◆ Exercise description
How many lines in the records below contain the word "kokku"? Answer with the number alone.
** start Entries shown **
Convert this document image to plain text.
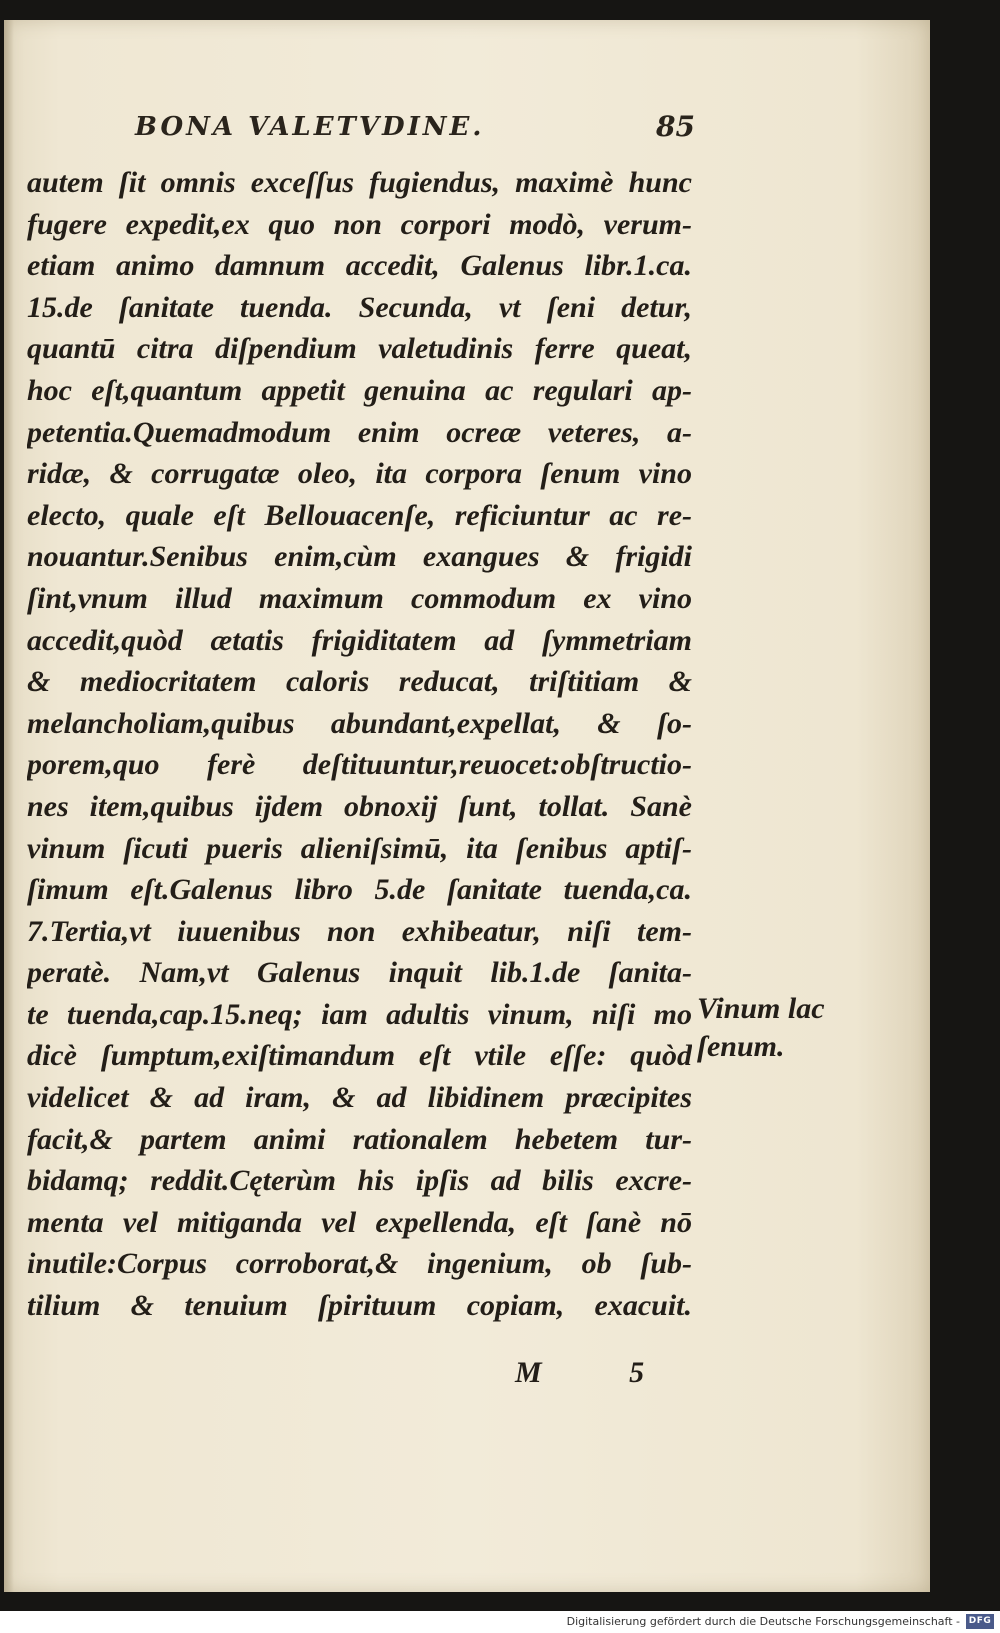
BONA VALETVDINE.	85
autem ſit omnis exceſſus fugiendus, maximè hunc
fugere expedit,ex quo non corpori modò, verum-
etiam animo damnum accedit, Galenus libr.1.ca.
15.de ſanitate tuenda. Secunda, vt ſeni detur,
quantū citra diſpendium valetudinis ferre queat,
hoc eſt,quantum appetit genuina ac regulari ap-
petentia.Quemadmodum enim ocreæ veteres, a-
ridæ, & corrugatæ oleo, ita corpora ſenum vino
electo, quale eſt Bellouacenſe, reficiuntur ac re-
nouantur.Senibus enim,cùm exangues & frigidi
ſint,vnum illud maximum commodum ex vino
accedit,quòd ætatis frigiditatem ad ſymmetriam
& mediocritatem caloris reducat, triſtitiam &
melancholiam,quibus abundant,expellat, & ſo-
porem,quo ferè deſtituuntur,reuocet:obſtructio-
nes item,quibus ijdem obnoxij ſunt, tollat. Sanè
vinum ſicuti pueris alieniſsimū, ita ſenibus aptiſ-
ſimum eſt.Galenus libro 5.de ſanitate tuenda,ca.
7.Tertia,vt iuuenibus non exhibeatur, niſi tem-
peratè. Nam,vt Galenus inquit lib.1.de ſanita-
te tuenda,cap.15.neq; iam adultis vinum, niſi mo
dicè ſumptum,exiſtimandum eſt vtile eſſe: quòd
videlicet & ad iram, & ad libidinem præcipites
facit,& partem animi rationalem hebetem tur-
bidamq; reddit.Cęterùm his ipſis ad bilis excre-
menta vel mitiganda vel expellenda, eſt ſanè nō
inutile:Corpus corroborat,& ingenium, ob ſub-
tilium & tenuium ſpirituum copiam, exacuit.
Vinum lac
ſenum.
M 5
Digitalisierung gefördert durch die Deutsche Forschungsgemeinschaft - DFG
** end Entries shown **
** start Entries shown **
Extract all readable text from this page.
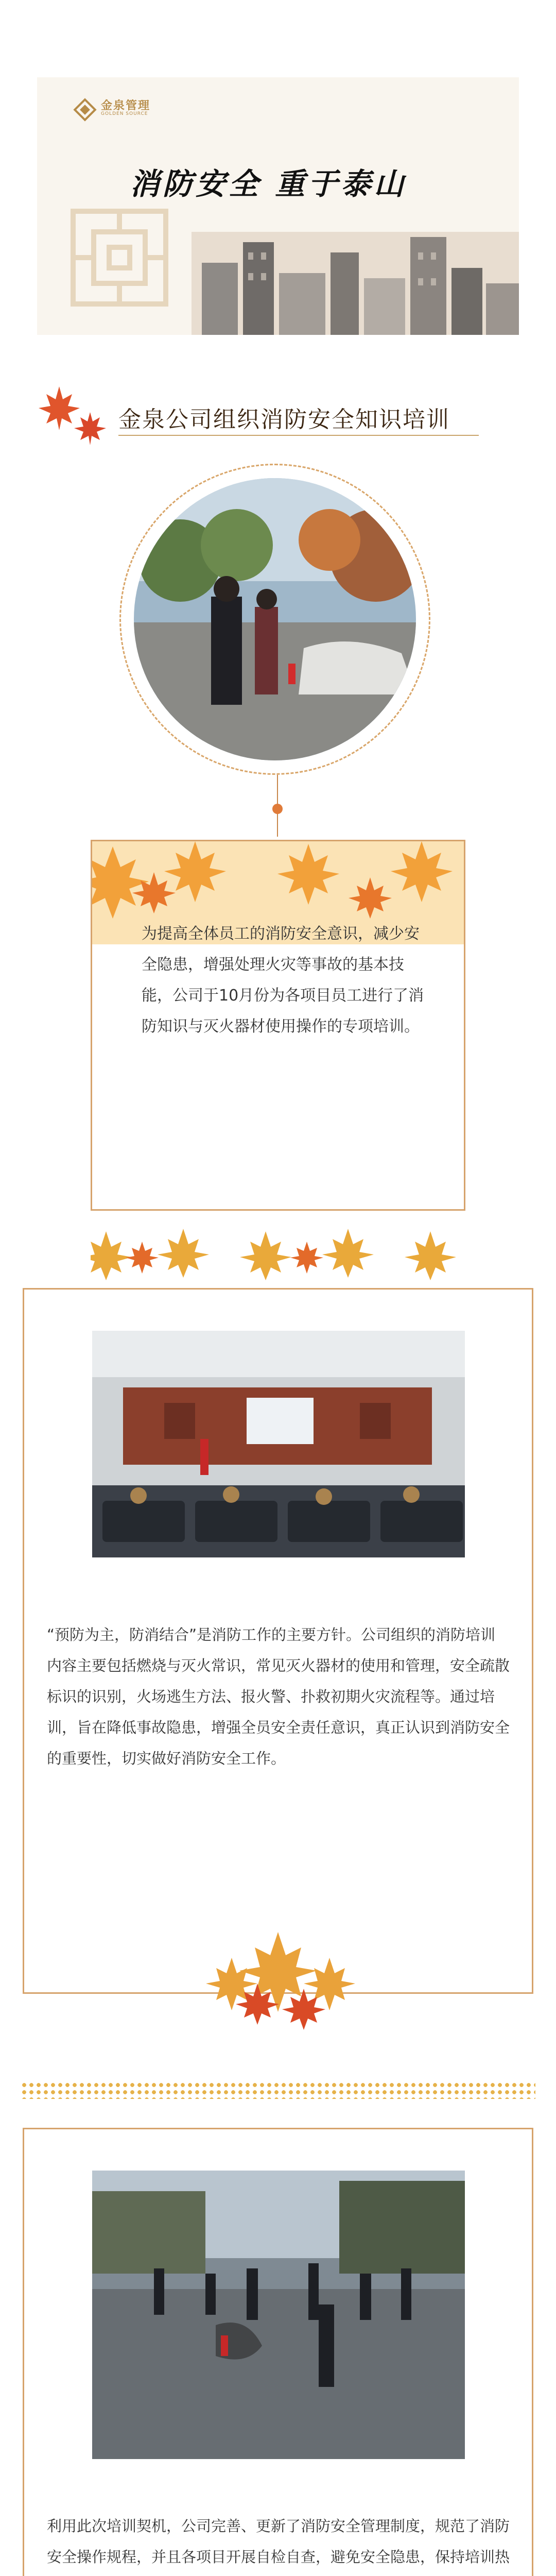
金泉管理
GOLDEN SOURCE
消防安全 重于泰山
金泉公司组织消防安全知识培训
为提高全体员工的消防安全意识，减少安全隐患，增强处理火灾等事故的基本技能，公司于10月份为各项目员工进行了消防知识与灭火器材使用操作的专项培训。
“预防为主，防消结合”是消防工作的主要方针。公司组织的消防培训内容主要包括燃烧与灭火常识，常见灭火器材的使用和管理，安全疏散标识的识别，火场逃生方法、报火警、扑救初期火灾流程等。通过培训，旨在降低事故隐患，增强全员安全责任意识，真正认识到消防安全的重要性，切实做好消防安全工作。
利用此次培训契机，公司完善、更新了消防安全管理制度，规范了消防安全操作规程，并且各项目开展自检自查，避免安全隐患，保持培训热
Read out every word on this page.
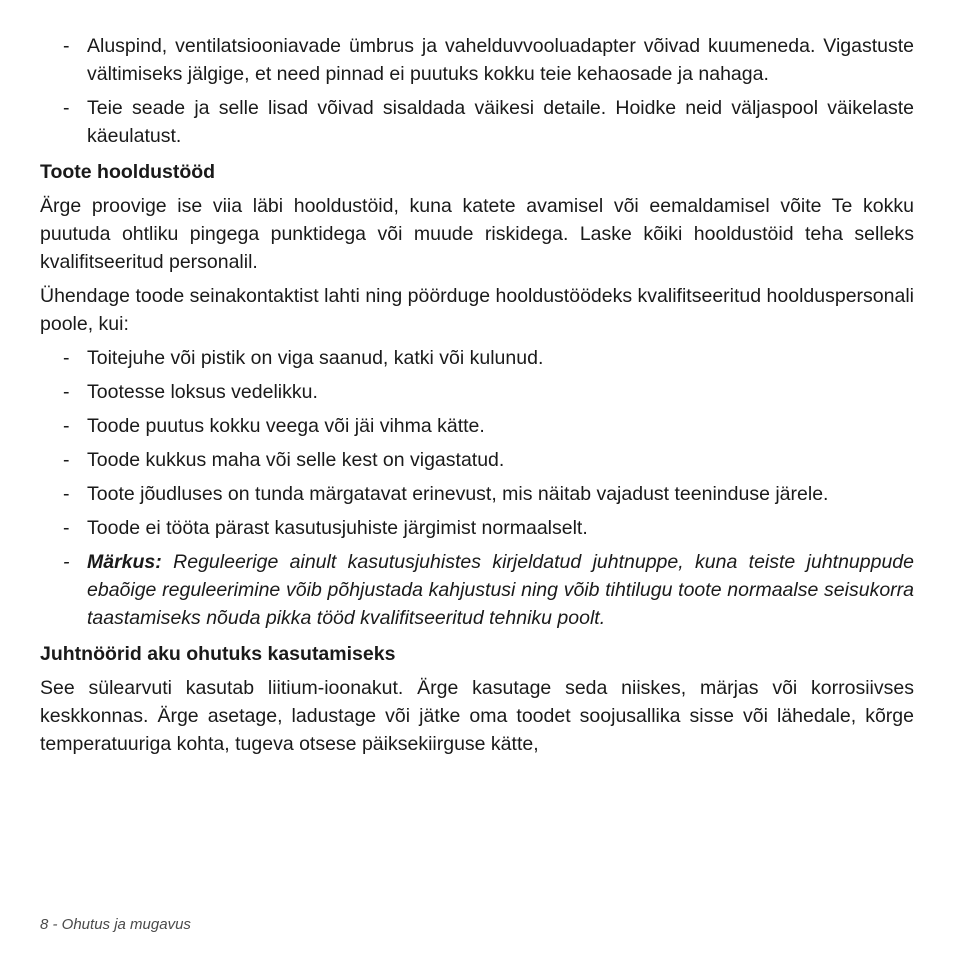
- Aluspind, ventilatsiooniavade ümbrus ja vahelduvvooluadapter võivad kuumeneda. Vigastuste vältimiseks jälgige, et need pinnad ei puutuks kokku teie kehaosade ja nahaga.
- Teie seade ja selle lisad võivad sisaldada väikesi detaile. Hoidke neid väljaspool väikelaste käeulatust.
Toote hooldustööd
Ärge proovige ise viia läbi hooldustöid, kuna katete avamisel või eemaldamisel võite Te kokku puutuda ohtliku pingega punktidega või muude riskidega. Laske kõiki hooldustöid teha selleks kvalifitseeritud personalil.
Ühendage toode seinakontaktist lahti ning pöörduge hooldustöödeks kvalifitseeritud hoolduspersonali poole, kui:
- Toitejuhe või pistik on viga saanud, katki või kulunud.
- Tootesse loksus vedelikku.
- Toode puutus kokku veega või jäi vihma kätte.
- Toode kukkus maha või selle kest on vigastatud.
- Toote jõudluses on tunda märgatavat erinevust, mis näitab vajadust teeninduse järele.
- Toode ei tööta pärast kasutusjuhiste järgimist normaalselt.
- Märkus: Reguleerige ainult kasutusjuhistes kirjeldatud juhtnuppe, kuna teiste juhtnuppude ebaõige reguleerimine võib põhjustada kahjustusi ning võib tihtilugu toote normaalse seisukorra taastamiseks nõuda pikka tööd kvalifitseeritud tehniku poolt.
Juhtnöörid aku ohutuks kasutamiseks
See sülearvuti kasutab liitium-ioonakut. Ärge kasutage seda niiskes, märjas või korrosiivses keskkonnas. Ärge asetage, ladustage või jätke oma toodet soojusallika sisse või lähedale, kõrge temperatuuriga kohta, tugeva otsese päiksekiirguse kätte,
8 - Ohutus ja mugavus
** end Entries shown **
◆ Reply
3